> _Required work_: Lines holding the string "Banker" are the ones to copy; find them all in the data.

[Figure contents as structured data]
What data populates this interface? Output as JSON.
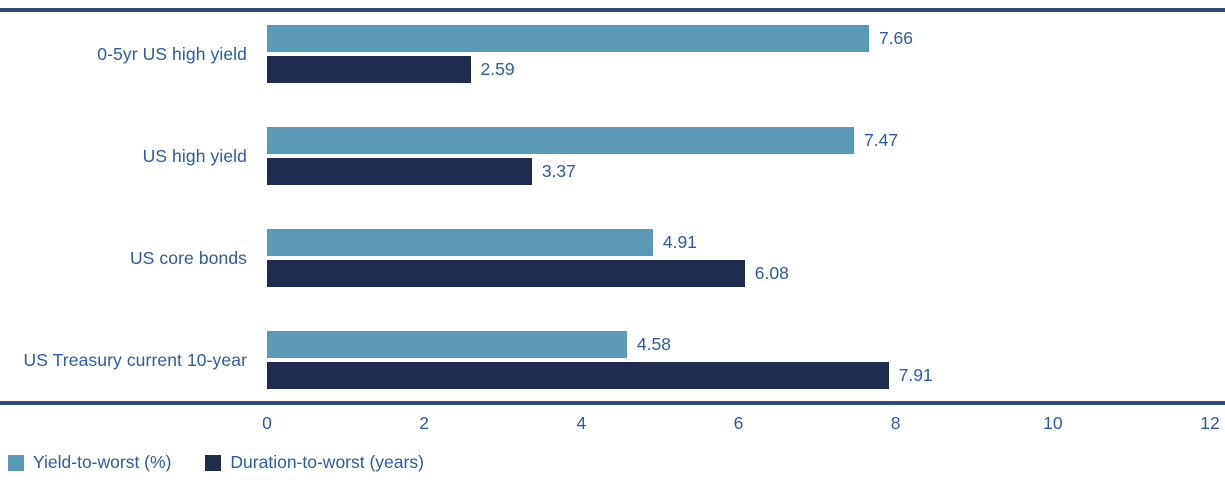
{
  "chart_data": {
    "type": "bar",
    "orientation": "horizontal",
    "categories": [
      "0-5yr US high yield",
      "US high yield",
      "US core bonds",
      "US Treasury current 10-year"
    ],
    "series": [
      {
        "name": "Yield-to-worst (%)",
        "color": "#5b99b8",
        "values": [
          7.66,
          7.47,
          4.91,
          4.58
        ]
      },
      {
        "name": "Duration-to-worst (years)",
        "color": "#1f2c50",
        "values": [
          2.59,
          3.37,
          6.08,
          7.91
        ]
      }
    ],
    "title": "",
    "xlabel": "",
    "ylabel": "",
    "xlim": [
      0,
      12
    ],
    "xticks": [
      0,
      2,
      4,
      6,
      8,
      10,
      12
    ],
    "value_label_decimals": 2,
    "grid": false,
    "legend_position": "bottom-left"
  },
  "colors": {
    "bar_yield": "#5b99b8",
    "bar_duration": "#1f2c50",
    "text": "#2b5aa8",
    "rule": "#32497b",
    "background": "#ffffff"
  }
}
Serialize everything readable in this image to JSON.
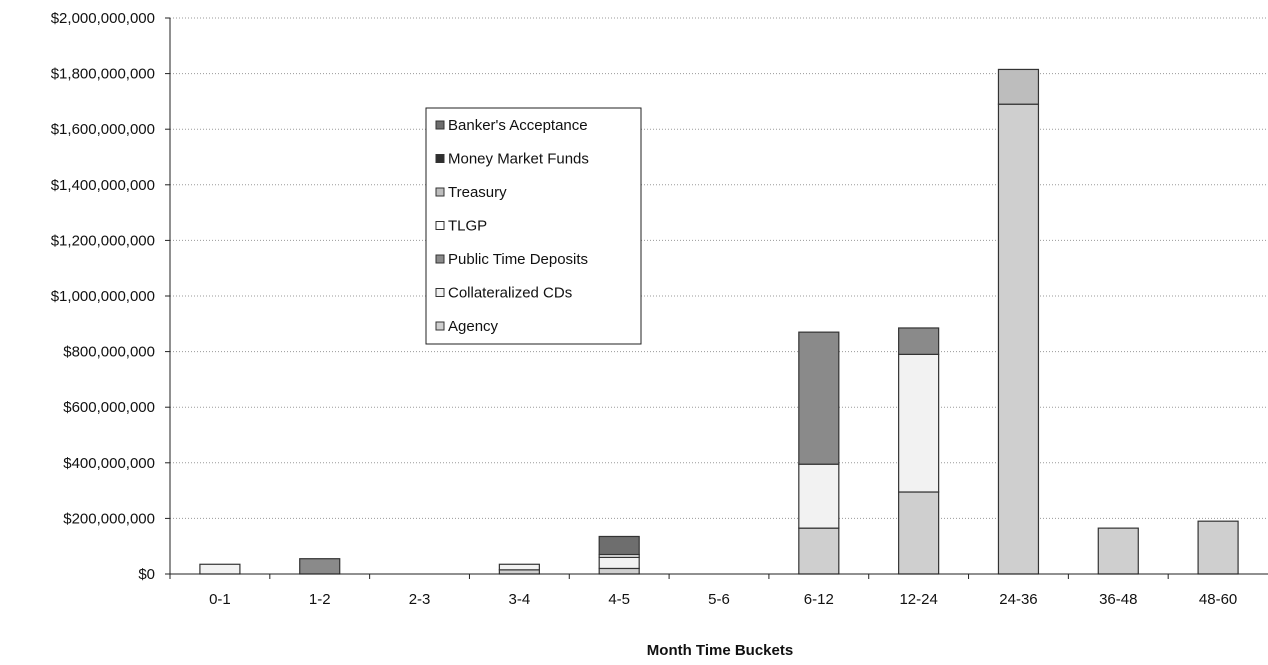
{
  "chart_data": {
    "type": "bar",
    "stacked": true,
    "title": "",
    "xlabel": "Month Time Buckets",
    "ylabel": "",
    "ylim": [
      0,
      2000000000
    ],
    "y_ticks": [
      0,
      200000000,
      400000000,
      600000000,
      800000000,
      1000000000,
      1200000000,
      1400000000,
      1600000000,
      1800000000,
      2000000000
    ],
    "y_tick_labels": [
      "$0",
      "$200,000,000",
      "$400,000,000",
      "$600,000,000",
      "$800,000,000",
      "$1,000,000,000",
      "$1,200,000,000",
      "$1,400,000,000",
      "$1,600,000,000",
      "$1,800,000,000",
      "$2,000,000,000"
    ],
    "grid": true,
    "legend_position": "upper-left",
    "categories": [
      "0-1",
      "1-2",
      "2-3",
      "3-4",
      "4-5",
      "5-6",
      "6-12",
      "12-24",
      "24-36",
      "36-48",
      "48-60"
    ],
    "series": [
      {
        "name": "Agency",
        "color": "#cfcfcf",
        "values": [
          0,
          0,
          0,
          15000000,
          20000000,
          0,
          165000000,
          295000000,
          1690000000,
          165000000,
          190000000
        ]
      },
      {
        "name": "Collateralized CDs",
        "color": "#f2f2f2",
        "values": [
          35000000,
          0,
          0,
          20000000,
          40000000,
          0,
          230000000,
          495000000,
          0,
          0,
          0
        ]
      },
      {
        "name": "Public Time Deposits",
        "color": "#8a8a8a",
        "values": [
          0,
          55000000,
          0,
          0,
          0,
          0,
          475000000,
          95000000,
          0,
          0,
          0
        ]
      },
      {
        "name": "TLGP",
        "color": "#ffffff",
        "values": [
          0,
          0,
          0,
          0,
          10000000,
          0,
          0,
          0,
          0,
          0,
          0
        ]
      },
      {
        "name": "Treasury",
        "color": "#bdbdbd",
        "values": [
          0,
          0,
          0,
          0,
          0,
          0,
          0,
          0,
          125000000,
          0,
          0
        ]
      },
      {
        "name": "Money Market Funds",
        "color": "#2f2f2f",
        "values": [
          0,
          0,
          0,
          0,
          0,
          0,
          0,
          0,
          0,
          0,
          0
        ]
      },
      {
        "name": "Banker's Acceptance",
        "color": "#6e6e6e",
        "values": [
          0,
          0,
          0,
          0,
          65000000,
          0,
          0,
          0,
          0,
          0,
          0
        ]
      }
    ],
    "legend_order": [
      "Banker's Acceptance",
      "Money Market Funds",
      "Treasury",
      "TLGP",
      "Public Time Deposits",
      "Collateralized CDs",
      "Agency"
    ]
  }
}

> _Full response_:
        "name": "Banker's Acceptance",
      "Banker's Acceptance",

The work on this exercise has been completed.